Collected data entries:
══════════
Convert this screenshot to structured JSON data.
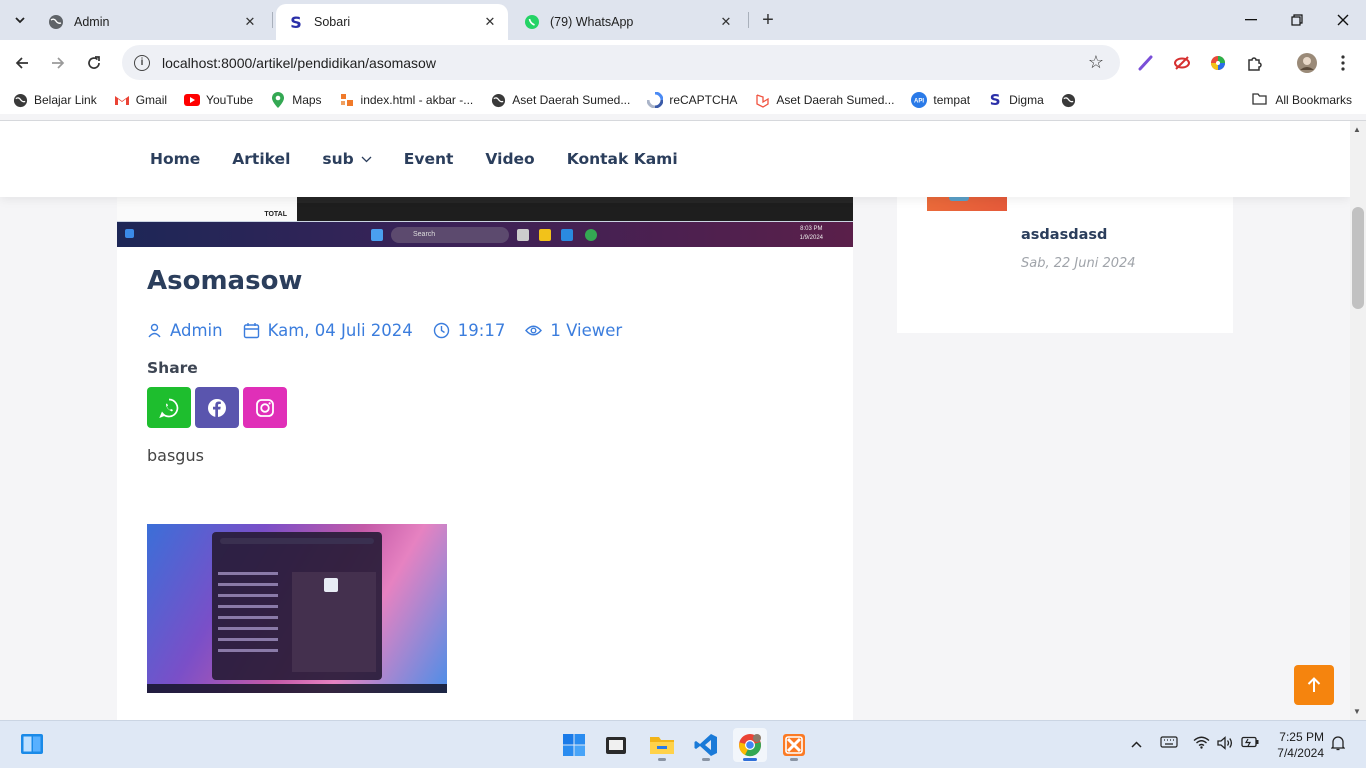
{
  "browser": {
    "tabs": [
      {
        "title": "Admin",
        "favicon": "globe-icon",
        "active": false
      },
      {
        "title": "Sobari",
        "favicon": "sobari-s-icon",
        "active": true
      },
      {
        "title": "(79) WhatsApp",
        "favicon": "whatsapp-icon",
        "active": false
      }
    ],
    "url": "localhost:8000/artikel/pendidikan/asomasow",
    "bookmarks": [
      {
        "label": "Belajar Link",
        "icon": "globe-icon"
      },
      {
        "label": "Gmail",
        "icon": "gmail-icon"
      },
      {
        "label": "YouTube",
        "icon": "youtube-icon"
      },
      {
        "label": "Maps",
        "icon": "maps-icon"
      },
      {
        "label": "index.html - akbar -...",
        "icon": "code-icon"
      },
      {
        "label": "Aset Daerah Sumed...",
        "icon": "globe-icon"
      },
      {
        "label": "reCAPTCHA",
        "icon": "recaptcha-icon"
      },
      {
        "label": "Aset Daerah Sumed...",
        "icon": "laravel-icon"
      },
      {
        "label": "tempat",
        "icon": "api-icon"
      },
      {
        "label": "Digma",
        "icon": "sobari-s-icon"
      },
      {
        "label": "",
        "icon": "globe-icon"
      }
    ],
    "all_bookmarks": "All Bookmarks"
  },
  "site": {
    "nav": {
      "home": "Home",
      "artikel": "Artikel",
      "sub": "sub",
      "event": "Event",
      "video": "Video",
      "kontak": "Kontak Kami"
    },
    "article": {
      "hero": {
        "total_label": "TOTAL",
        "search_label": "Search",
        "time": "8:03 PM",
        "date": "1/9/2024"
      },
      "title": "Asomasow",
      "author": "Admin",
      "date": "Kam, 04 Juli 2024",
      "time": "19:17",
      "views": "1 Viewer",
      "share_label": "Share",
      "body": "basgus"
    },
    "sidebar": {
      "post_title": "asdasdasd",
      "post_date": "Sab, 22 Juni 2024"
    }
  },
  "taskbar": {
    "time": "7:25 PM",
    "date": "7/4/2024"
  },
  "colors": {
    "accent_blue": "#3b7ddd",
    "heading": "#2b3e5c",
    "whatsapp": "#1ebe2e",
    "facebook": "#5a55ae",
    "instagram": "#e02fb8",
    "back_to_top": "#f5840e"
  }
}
══════════
Except for the pictures, copy the material above exactly.

RESULT FOR THIS TASK:
Convert this screenshot to structured JSON data.
{
  "browser": {
    "tabs": [
      {
        "title": "Admin",
        "favicon": "globe-icon",
        "active": false
      },
      {
        "title": "Sobari",
        "favicon": "sobari-s-icon",
        "active": true
      },
      {
        "title": "(79) WhatsApp",
        "favicon": "whatsapp-icon",
        "active": false
      }
    ],
    "url": "localhost:8000/artikel/pendidikan/asomasow",
    "bookmarks": [
      {
        "label": "Belajar Link",
        "icon": "globe-icon"
      },
      {
        "label": "Gmail",
        "icon": "gmail-icon"
      },
      {
        "label": "YouTube",
        "icon": "youtube-icon"
      },
      {
        "label": "Maps",
        "icon": "maps-icon"
      },
      {
        "label": "index.html - akbar -...",
        "icon": "code-icon"
      },
      {
        "label": "Aset Daerah Sumed...",
        "icon": "globe-icon"
      },
      {
        "label": "reCAPTCHA",
        "icon": "recaptcha-icon"
      },
      {
        "label": "Aset Daerah Sumed...",
        "icon": "laravel-icon"
      },
      {
        "label": "tempat",
        "icon": "api-icon"
      },
      {
        "label": "Digma",
        "icon": "sobari-s-icon"
      },
      {
        "label": "",
        "icon": "globe-icon"
      }
    ],
    "all_bookmarks": "All Bookmarks"
  },
  "site": {
    "nav": {
      "home": "Home",
      "artikel": "Artikel",
      "sub": "sub",
      "event": "Event",
      "video": "Video",
      "kontak": "Kontak Kami"
    },
    "article": {
      "hero": {
        "total_label": "TOTAL",
        "search_label": "Search",
        "time": "8:03 PM",
        "date": "1/9/2024"
      },
      "title": "Asomasow",
      "author": "Admin",
      "date": "Kam, 04 Juli 2024",
      "time": "19:17",
      "views": "1 Viewer",
      "share_label": "Share",
      "body": "basgus"
    },
    "sidebar": {
      "post_title": "asdasdasd",
      "post_date": "Sab, 22 Juni 2024"
    }
  },
  "taskbar": {
    "time": "7:25 PM",
    "date": "7/4/2024"
  },
  "colors": {
    "accent_blue": "#3b7ddd",
    "heading": "#2b3e5c",
    "whatsapp": "#1ebe2e",
    "facebook": "#5a55ae",
    "instagram": "#e02fb8",
    "back_to_top": "#f5840e"
  }
}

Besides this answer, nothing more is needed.